— Start of WORKING DATA —
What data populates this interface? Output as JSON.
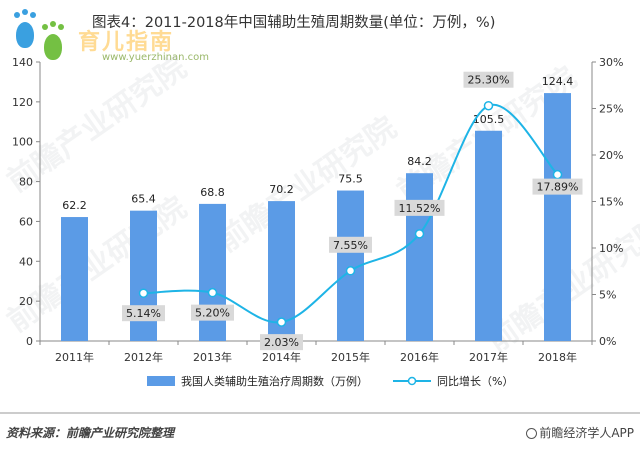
{
  "logo": {
    "text": "育儿指南",
    "url": "www.yuerzhinan.com"
  },
  "watermark_text": "前瞻产业研究院",
  "footer": {
    "source": "资料来源：前瞻产业研究院整理",
    "credit": "前瞻经济学人APP"
  },
  "colors": {
    "bar": "#5B9BE6",
    "line": "#1EB4E6",
    "label_bg": "#D9D9D9"
  },
  "chart_data": {
    "type": "bar",
    "title": "图表4：2011-2018年中国辅助生殖周期数量(单位：万例，%)",
    "categories": [
      "2011年",
      "2012年",
      "2013年",
      "2014年",
      "2015年",
      "2016年",
      "2017年",
      "2018年"
    ],
    "series": [
      {
        "name": "我国人类辅助生殖治疗周期数（万例）",
        "type": "bar",
        "axis": "left",
        "values": [
          62.2,
          65.4,
          68.8,
          70.2,
          75.5,
          84.2,
          105.5,
          124.4
        ],
        "labels": [
          "62.2",
          "65.4",
          "68.8",
          "70.2",
          "75.5",
          "84.2",
          "105.5",
          "124.4"
        ]
      },
      {
        "name": "同比增长（%）",
        "type": "line",
        "axis": "right",
        "values": [
          null,
          5.14,
          5.2,
          2.03,
          7.55,
          11.52,
          25.3,
          17.89
        ],
        "labels": [
          null,
          "5.14%",
          "5.20%",
          "2.03%",
          "7.55%",
          "11.52%",
          "25.30%",
          "17.89%"
        ]
      }
    ],
    "y_left": {
      "min": 0,
      "max": 140,
      "ticks": [
        "0",
        "20",
        "40",
        "60",
        "80",
        "100",
        "120",
        "140"
      ]
    },
    "y_right": {
      "min": 0,
      "max": 30,
      "ticks": [
        "0%",
        "5%",
        "10%",
        "15%",
        "20%",
        "25%",
        "30%"
      ]
    },
    "legend_position": "bottom",
    "grid": false
  }
}
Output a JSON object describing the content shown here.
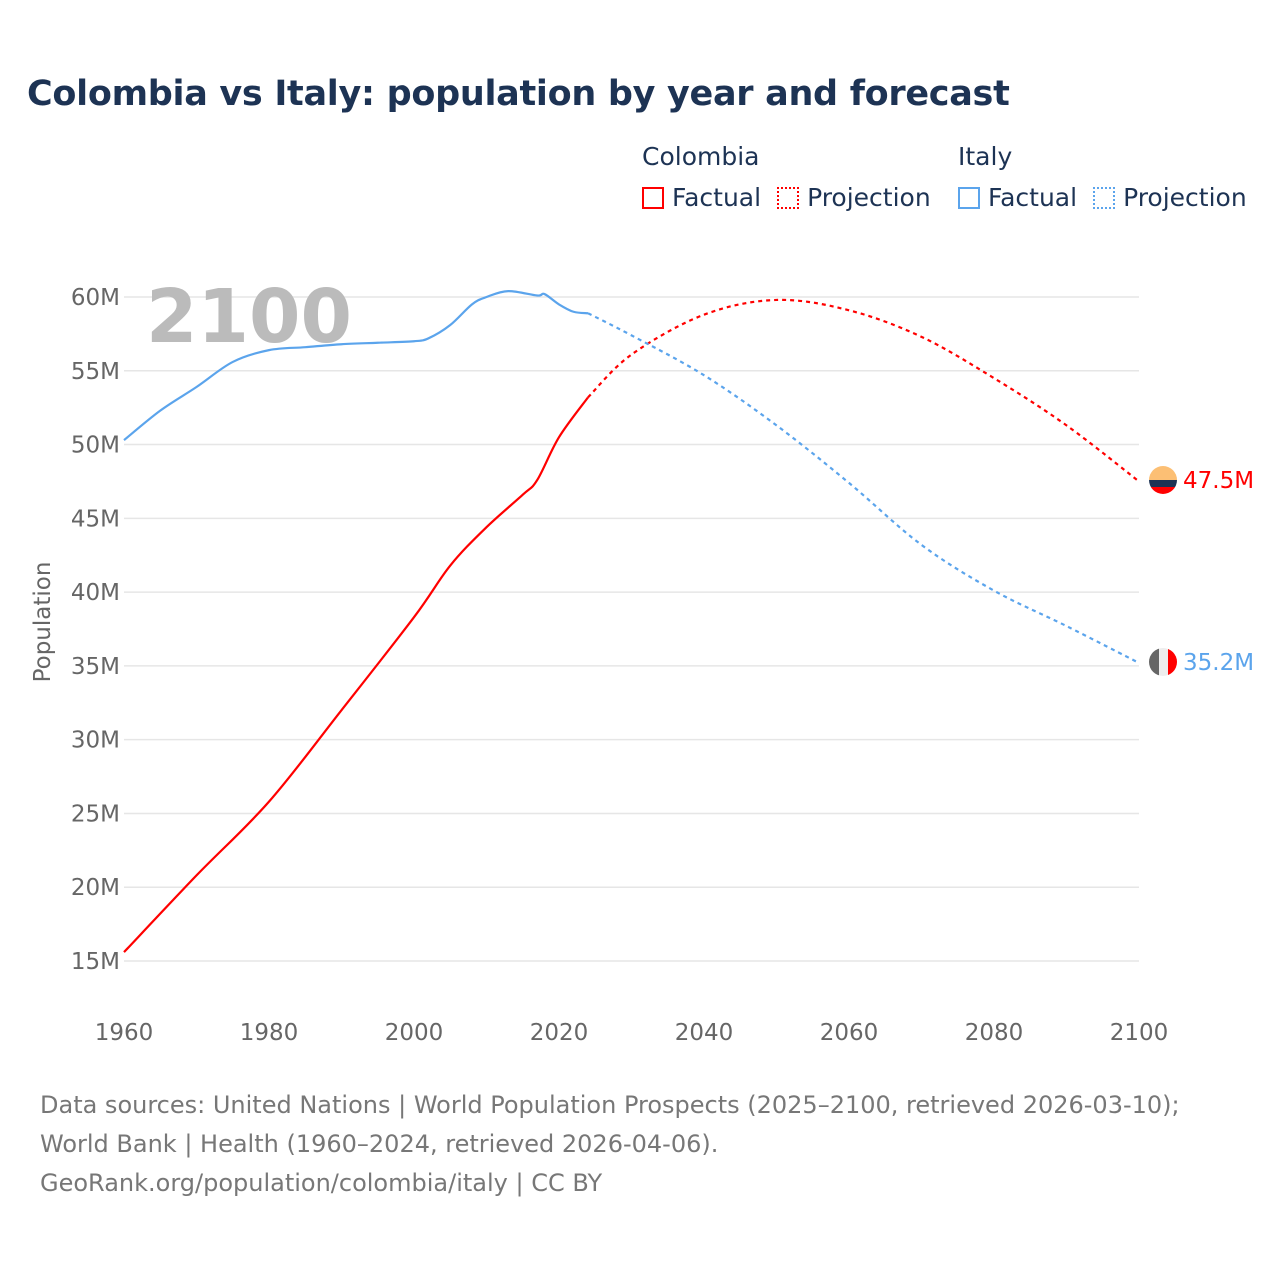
{
  "chart_data": {
    "type": "line",
    "title": "Colombia vs Italy: population by year and forecast",
    "xlabel": "",
    "ylabel": "Population",
    "xlim": [
      1960,
      2100
    ],
    "ylim": [
      15,
      60
    ],
    "x_ticks": [
      "1960",
      "1980",
      "2000",
      "2020",
      "2040",
      "2060",
      "2080",
      "2100"
    ],
    "y_ticks": [
      "15M",
      "20M",
      "25M",
      "30M",
      "35M",
      "40M",
      "45M",
      "50M",
      "55M",
      "60M"
    ],
    "grid": true,
    "year_overlay": "2100",
    "legend": {
      "placement": "top-right",
      "groups": [
        {
          "name": "Colombia",
          "factual": "Factual",
          "projection": "Projection"
        },
        {
          "name": "Italy",
          "factual": "Factual",
          "projection": "Projection"
        }
      ]
    },
    "series": [
      {
        "name": "Colombia",
        "color": "#ff0000",
        "end_label": "47.5M",
        "factual": {
          "x": [
            1960,
            1970,
            1980,
            1990,
            2000,
            2005,
            2010,
            2015,
            2017,
            2020,
            2024
          ],
          "y": [
            15.6,
            20.8,
            25.8,
            32.0,
            38.3,
            41.8,
            44.4,
            46.6,
            47.6,
            50.5,
            53.2
          ]
        },
        "projection": {
          "x": [
            2024,
            2030,
            2040,
            2050,
            2060,
            2070,
            2080,
            2090,
            2100
          ],
          "y": [
            53.2,
            56.1,
            58.8,
            59.8,
            59.1,
            57.3,
            54.5,
            51.3,
            47.5
          ]
        }
      },
      {
        "name": "Italy",
        "color": "#5ba4ec",
        "end_label": "35.2M",
        "factual": {
          "x": [
            1960,
            1965,
            1970,
            1975,
            1980,
            1985,
            1990,
            1995,
            2000,
            2002,
            2005,
            2008,
            2010,
            2013,
            2017,
            2018,
            2020,
            2022,
            2024
          ],
          "y": [
            50.3,
            52.3,
            53.9,
            55.6,
            56.4,
            56.6,
            56.8,
            56.9,
            57.0,
            57.2,
            58.1,
            59.5,
            60.0,
            60.4,
            60.1,
            60.2,
            59.5,
            59.0,
            58.9
          ]
        },
        "projection": {
          "x": [
            2024,
            2030,
            2040,
            2050,
            2060,
            2070,
            2080,
            2090,
            2100
          ],
          "y": [
            58.9,
            57.4,
            54.7,
            51.3,
            47.4,
            43.2,
            40.1,
            37.7,
            35.2
          ]
        }
      }
    ]
  },
  "footer": {
    "sources": "Data sources: United Nations | World Population Prospects (2025–2100, retrieved 2026-03-10); World Bank | Health (1960–2024, retrieved 2026-04-06).",
    "attribution": "GeoRank.org/population/colombia/italy | CC BY"
  }
}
— End of WORKING DATA —
▶ INSTRUCTIONS TO FOLLOW:
Transcribe the material exactly, and leave out whatever pictures it holds.

▶ RESPONSE TO THE EXERCISE:
What data populates this interface? Output as JSON.
{
  "logo": {
    "text": "育儿指南",
    "url": "www.yuerzhinan.com"
  },
  "watermark_text": "前瞻产业研究院",
  "footer": {
    "source": "资料来源：前瞻产业研究院整理",
    "credit": "前瞻经济学人APP"
  },
  "colors": {
    "bar": "#5B9BE6",
    "line": "#1EB4E6",
    "label_bg": "#D9D9D9"
  },
  "chart_data": {
    "type": "bar",
    "title": "图表4：2011-2018年中国辅助生殖周期数量(单位：万例，%)",
    "categories": [
      "2011年",
      "2012年",
      "2013年",
      "2014年",
      "2015年",
      "2016年",
      "2017年",
      "2018年"
    ],
    "series": [
      {
        "name": "我国人类辅助生殖治疗周期数（万例）",
        "type": "bar",
        "axis": "left",
        "values": [
          62.2,
          65.4,
          68.8,
          70.2,
          75.5,
          84.2,
          105.5,
          124.4
        ],
        "labels": [
          "62.2",
          "65.4",
          "68.8",
          "70.2",
          "75.5",
          "84.2",
          "105.5",
          "124.4"
        ]
      },
      {
        "name": "同比增长（%）",
        "type": "line",
        "axis": "right",
        "values": [
          null,
          5.14,
          5.2,
          2.03,
          7.55,
          11.52,
          25.3,
          17.89
        ],
        "labels": [
          null,
          "5.14%",
          "5.20%",
          "2.03%",
          "7.55%",
          "11.52%",
          "25.30%",
          "17.89%"
        ]
      }
    ],
    "y_left": {
      "min": 0,
      "max": 140,
      "ticks": [
        "0",
        "20",
        "40",
        "60",
        "80",
        "100",
        "120",
        "140"
      ]
    },
    "y_right": {
      "min": 0,
      "max": 30,
      "ticks": [
        "0%",
        "5%",
        "10%",
        "15%",
        "20%",
        "25%",
        "30%"
      ]
    },
    "legend_position": "bottom",
    "grid": false
  }
}
Output a JSON object describing the content shown here.
{
  "chart_data": {
    "type": "line",
    "title": "Colombia vs Italy: population by year and forecast",
    "xlabel": "",
    "ylabel": "Population",
    "xlim": [
      1960,
      2100
    ],
    "ylim": [
      15,
      60
    ],
    "x_ticks": [
      "1960",
      "1980",
      "2000",
      "2020",
      "2040",
      "2060",
      "2080",
      "2100"
    ],
    "y_ticks": [
      "15M",
      "20M",
      "25M",
      "30M",
      "35M",
      "40M",
      "45M",
      "50M",
      "55M",
      "60M"
    ],
    "grid": true,
    "year_overlay": "2100",
    "legend": {
      "placement": "top-right",
      "groups": [
        {
          "name": "Colombia",
          "factual": "Factual",
          "projection": "Projection"
        },
        {
          "name": "Italy",
          "factual": "Factual",
          "projection": "Projection"
        }
      ]
    },
    "series": [
      {
        "name": "Colombia",
        "color": "#ff0000",
        "end_label": "47.5M",
        "factual": {
          "x": [
            1960,
            1970,
            1980,
            1990,
            2000,
            2005,
            2010,
            2015,
            2017,
            2020,
            2024
          ],
          "y": [
            15.6,
            20.8,
            25.8,
            32.0,
            38.3,
            41.8,
            44.4,
            46.6,
            47.6,
            50.5,
            53.2
          ]
        },
        "projection": {
          "x": [
            2024,
            2030,
            2040,
            2050,
            2060,
            2070,
            2080,
            2090,
            2100
          ],
          "y": [
            53.2,
            56.1,
            58.8,
            59.8,
            59.1,
            57.3,
            54.5,
            51.3,
            47.5
          ]
        }
      },
      {
        "name": "Italy",
        "color": "#5ba4ec",
        "end_label": "35.2M",
        "factual": {
          "x": [
            1960,
            1965,
            1970,
            1975,
            1980,
            1985,
            1990,
            1995,
            2000,
            2002,
            2005,
            2008,
            2010,
            2013,
            2017,
            2018,
            2020,
            2022,
            2024
          ],
          "y": [
            50.3,
            52.3,
            53.9,
            55.6,
            56.4,
            56.6,
            56.8,
            56.9,
            57.0,
            57.2,
            58.1,
            59.5,
            60.0,
            60.4,
            60.1,
            60.2,
            59.5,
            59.0,
            58.9
          ]
        },
        "projection": {
          "x": [
            2024,
            2030,
            2040,
            2050,
            2060,
            2070,
            2080,
            2090,
            2100
          ],
          "y": [
            58.9,
            57.4,
            54.7,
            51.3,
            47.4,
            43.2,
            40.1,
            37.7,
            35.2
          ]
        }
      }
    ]
  },
  "footer": {
    "sources": "Data sources: United Nations | World Population Prospects (2025–2100, retrieved 2026-03-10); World Bank | Health (1960–2024, retrieved 2026-04-06).",
    "attribution": "GeoRank.org/population/colombia/italy | CC BY"
  }
}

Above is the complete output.